- [Stated problem] Your task is to locate every line holding the string "영리사기업체" and to copy each of them.

----- Raw data

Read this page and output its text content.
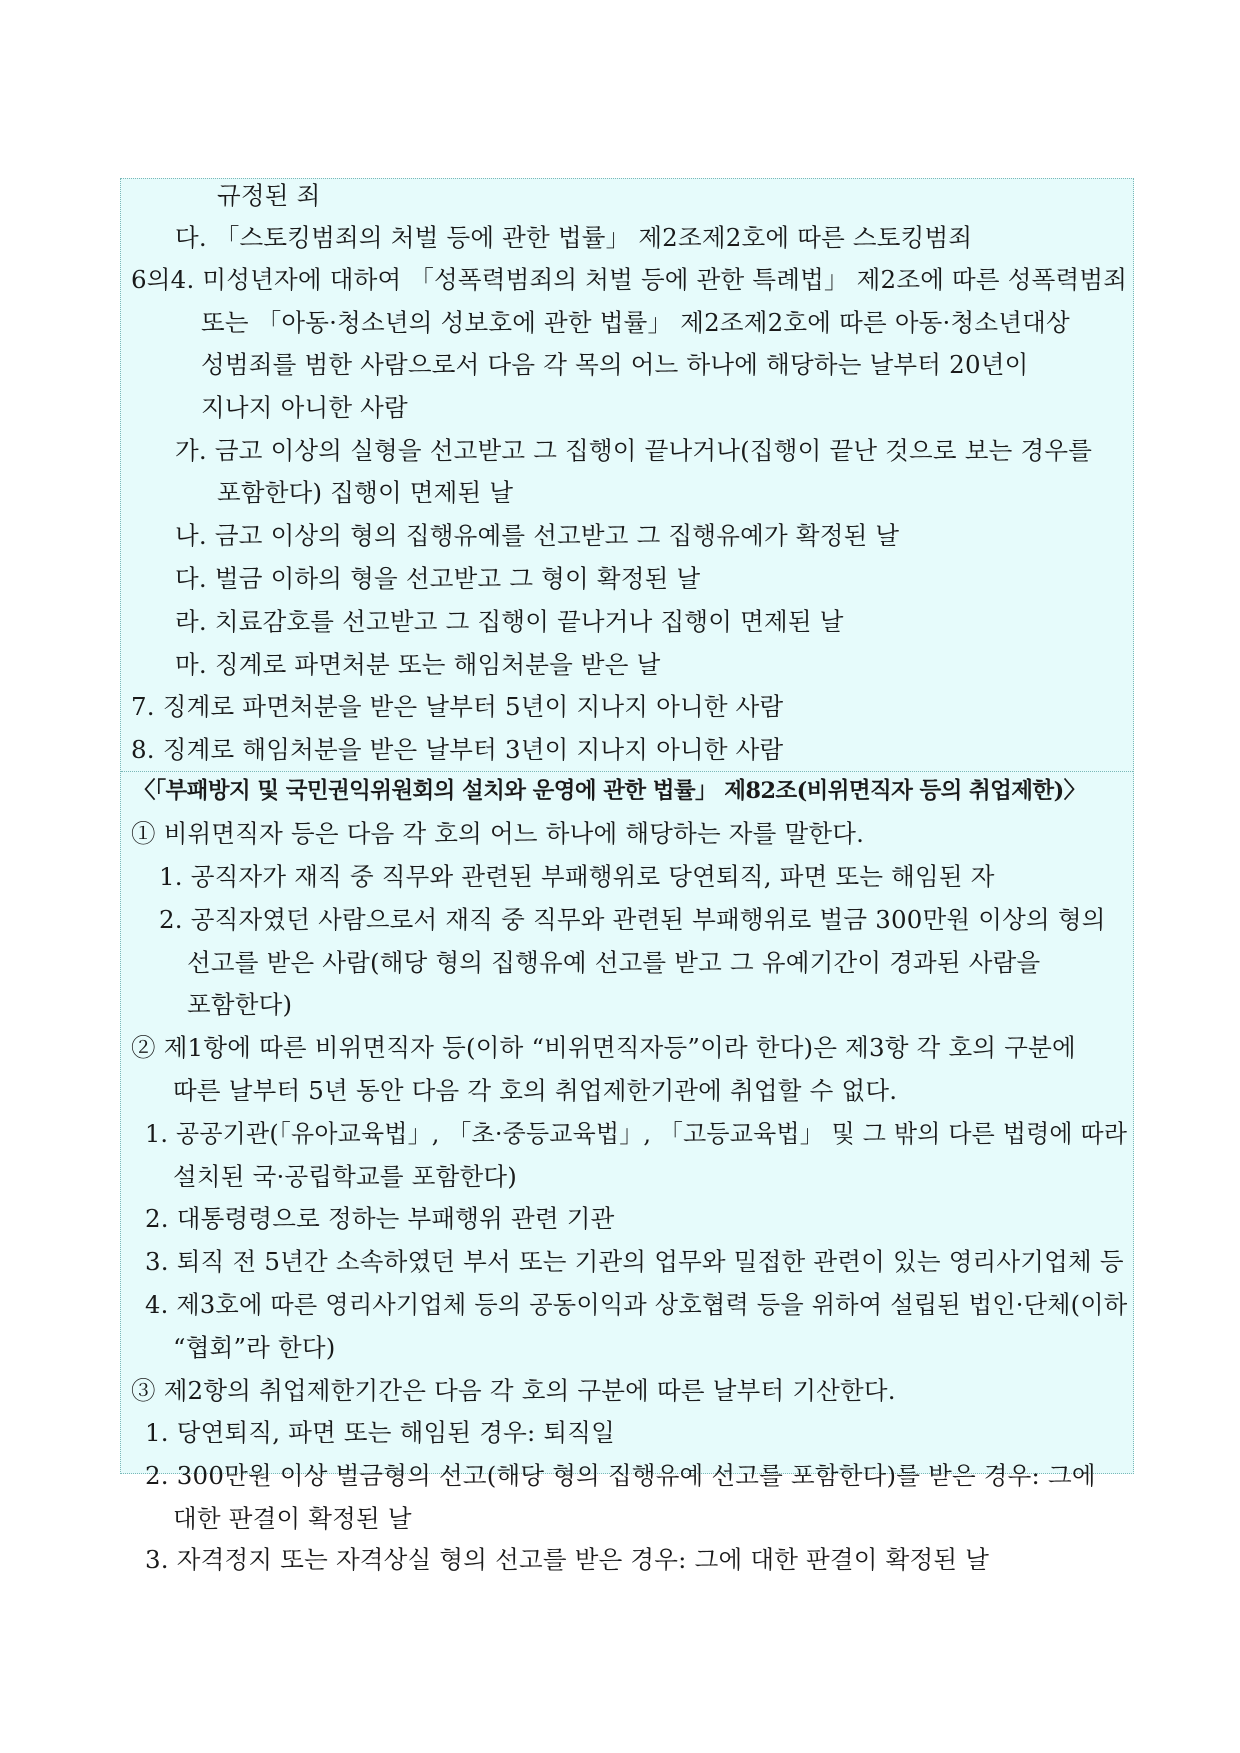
규정된 죄
다. 「스토킹범죄의 처벌 등에 관한 법률」 제2조제2호에 따른 스토킹범죄
6의4. 미성년자에 대하여 「성폭력범죄의 처벌 등에 관한 특례법」 제2조에 따른 성폭력범죄
또는 「아동·청소년의 성보호에 관한 법률」 제2조제2호에 따른 아동·청소년대상
성범죄를 범한 사람으로서 다음 각 목의 어느 하나에 해당하는 날부터 20년이
지나지 아니한 사람
가. 금고 이상의 실형을 선고받고 그 집행이 끝나거나(집행이 끝난 것으로 보는 경우를
포함한다) 집행이 면제된 날
나. 금고 이상의 형의 집행유예를 선고받고 그 집행유예가 확정된 날
다. 벌금 이하의 형을 선고받고 그 형이 확정된 날
라. 치료감호를 선고받고 그 집행이 끝나거나 집행이 면제된 날
마. 징계로 파면처분 또는 해임처분을 받은 날
7. 징계로 파면처분을 받은 날부터 5년이 지나지 아니한 사람
8. 징계로 해임처분을 받은 날부터 3년이 지나지 아니한 사람
〈「부패방지 및 국민권익위원회의 설치와 운영에 관한 법률」 제82조(비위면직자 등의 취업제한)〉
① 비위면직자 등은 다음 각 호의 어느 하나에 해당하는 자를 말한다.
1. 공직자가 재직 중 직무와 관련된 부패행위로 당연퇴직, 파면 또는 해임된 자
2. 공직자였던 사람으로서 재직 중 직무와 관련된 부패행위로 벌금 300만원 이상의 형의
선고를 받은 사람(해당 형의 집행유예 선고를 받고 그 유예기간이 경과된 사람을
포함한다)
② 제1항에 따른 비위면직자 등(이하 “비위면직자등”이라 한다)은 제3항 각 호의 구분에
따른 날부터 5년 동안 다음 각 호의 취업제한기관에 취업할 수 없다.
1. 공공기관(「유아교육법」, 「초·중등교육법」, 「고등교육법」 및 그 밖의 다른 법령에 따라
설치된 국·공립학교를 포함한다)
2. 대통령령으로 정하는 부패행위 관련 기관
3. 퇴직 전 5년간 소속하였던 부서 또는 기관의 업무와 밀접한 관련이 있는 영리사기업체 등
4. 제3호에 따른 영리사기업체 등의 공동이익과 상호협력 등을 위하여 설립된 법인·단체(이하
“협회”라 한다)
③ 제2항의 취업제한기간은 다음 각 호의 구분에 따른 날부터 기산한다.
1. 당연퇴직, 파면 또는 해임된 경우: 퇴직일
2. 300만원 이상 벌금형의 선고(해당 형의 집행유예 선고를 포함한다)를 받은 경우: 그에
대한 판결이 확정된 날
3. 자격정지 또는 자격상실 형의 선고를 받은 경우: 그에 대한 판결이 확정된 날
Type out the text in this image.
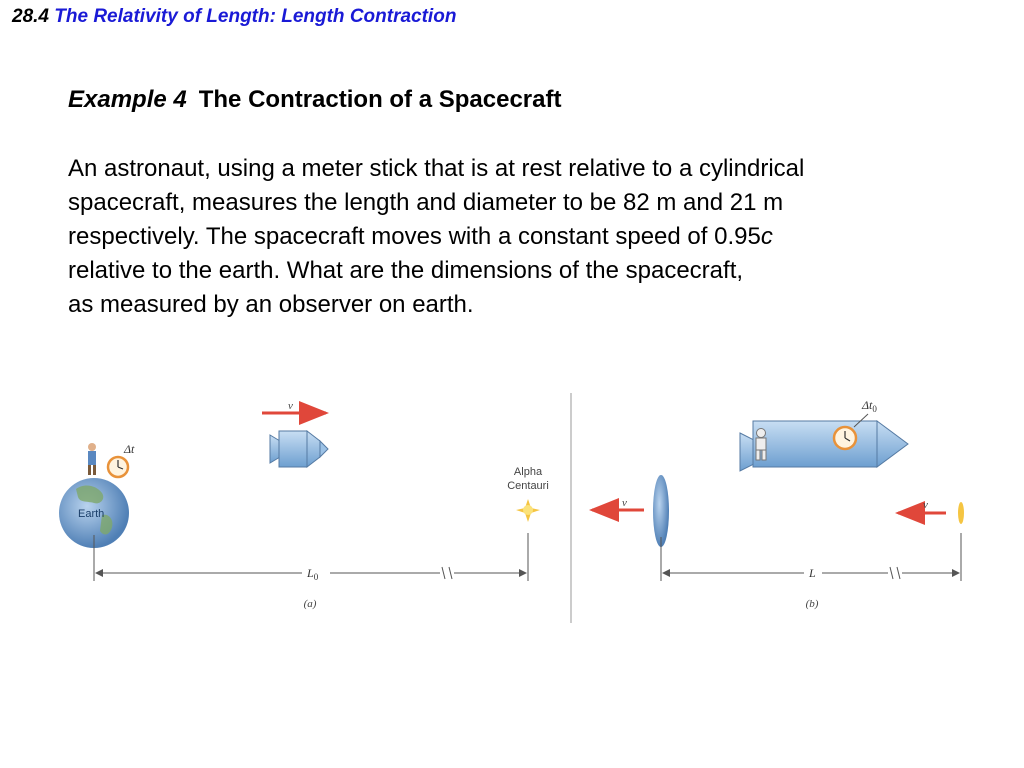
28.4 The Relativity of Length: Length Contraction
Example 4 The Contraction of a Spacecraft
An astronaut, using a meter stick that is at rest relative to a cylindrical
spacecraft, measures the length and diameter to be 82 m and 21 m
respectively. The spacecraft moves with a constant speed of 0.95c
relative to the earth. What are the dimensions of the spacecraft,
as measured by an observer on earth.
v
Δt
Earth
Alpha
Centauri
$L_0$
(a)
$\Delta t_0$
v	v
L
(b)
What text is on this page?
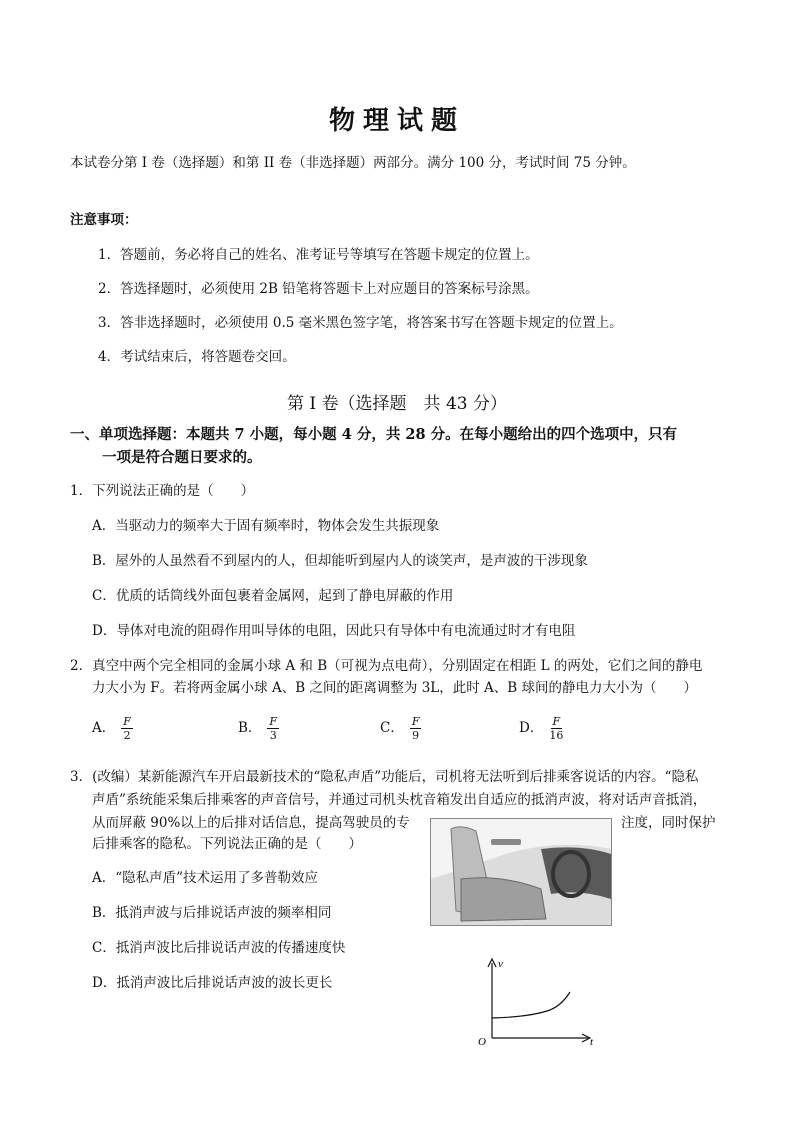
物理试题
本试卷分第 I 卷（选择题）和第 II 卷（非选择题）两部分。满分 100 分，考试时间 75 分钟。
注意事项：
1．答题前，务必将自己的姓名、准考证号等填写在答题卡规定的位置上。
2．答选择题时，必须使用 2B 铅笔将答题卡上对应题目的答案标号涂黑。
3．答非选择题时，必须使用 0.5 毫米黑色签字笔，将答案书写在答题卡规定的位置上。
4．考试结束后，将答题卷交回。
第 I 卷（选择题　共 43 分）
一、单项选择题：本题共 7 小题，每小题 4 分，共 28 分。在每小题给出的四个选项中，只有
一项是符合题日要求的。
1．下列说法正确的是（　　）
A．当驱动力的频率大于固有频率时，物体会发生共振现象
B．屋外的人虽然看不到屋内的人，但却能听到屋内人的谈笑声，是声波的干涉现象
C．优质的话筒线外面包裹着金属网，起到了静电屏蔽的作用
D．导体对电流的阻碍作用叫导体的电阻，因此只有导体中有电流通过时才有电阻
2．真空中两个完全相同的金属小球 A 和 B（可视为点电荷），分别固定在相距 L 的两处，它们之间的静电
力大小为 F。若将两金属小球 A、B 之间的距离调整为 3L，此时 A、B 球间的静电力大小为（　　）
A． $\frac{F}{2}$	B． $\frac{F}{3}$	C． $\frac{F}{9}$	D． $\frac{F}{16}$
3．(改编）某新能源汽车开启最新技术的“隐私声盾”功能后，司机将无法听到后排乘客说话的内容。“隐私
声盾”系统能采集后排乘客的声音信号，并通过司机头枕音箱发出自适应的抵消声波，将对话声音抵消，
从而屏蔽 90%以上的后排对话信息，提高驾驶员的专	注度，同时保护
后排乘客的隐私。下列说法正确的是（　　）
A．“隐私声盾”技术运用了多普勒效应
B．抵消声波与后排说话声波的频率相同
C．抵消声波比后排说话声波的传播速度快
D．抵消声波比后排说话声波的波长更长
v
t
O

----------

- [The result]
3. 퇴직 전 5년간 소속하였던 부서 또는 기관의 업무와 밀접한 관련이 있는 영리사기업체 등
4. 제3호에 따른 영리사기업체 등의 공동이익과 상호협력 등을 위하여 설립된 법인·단체(이하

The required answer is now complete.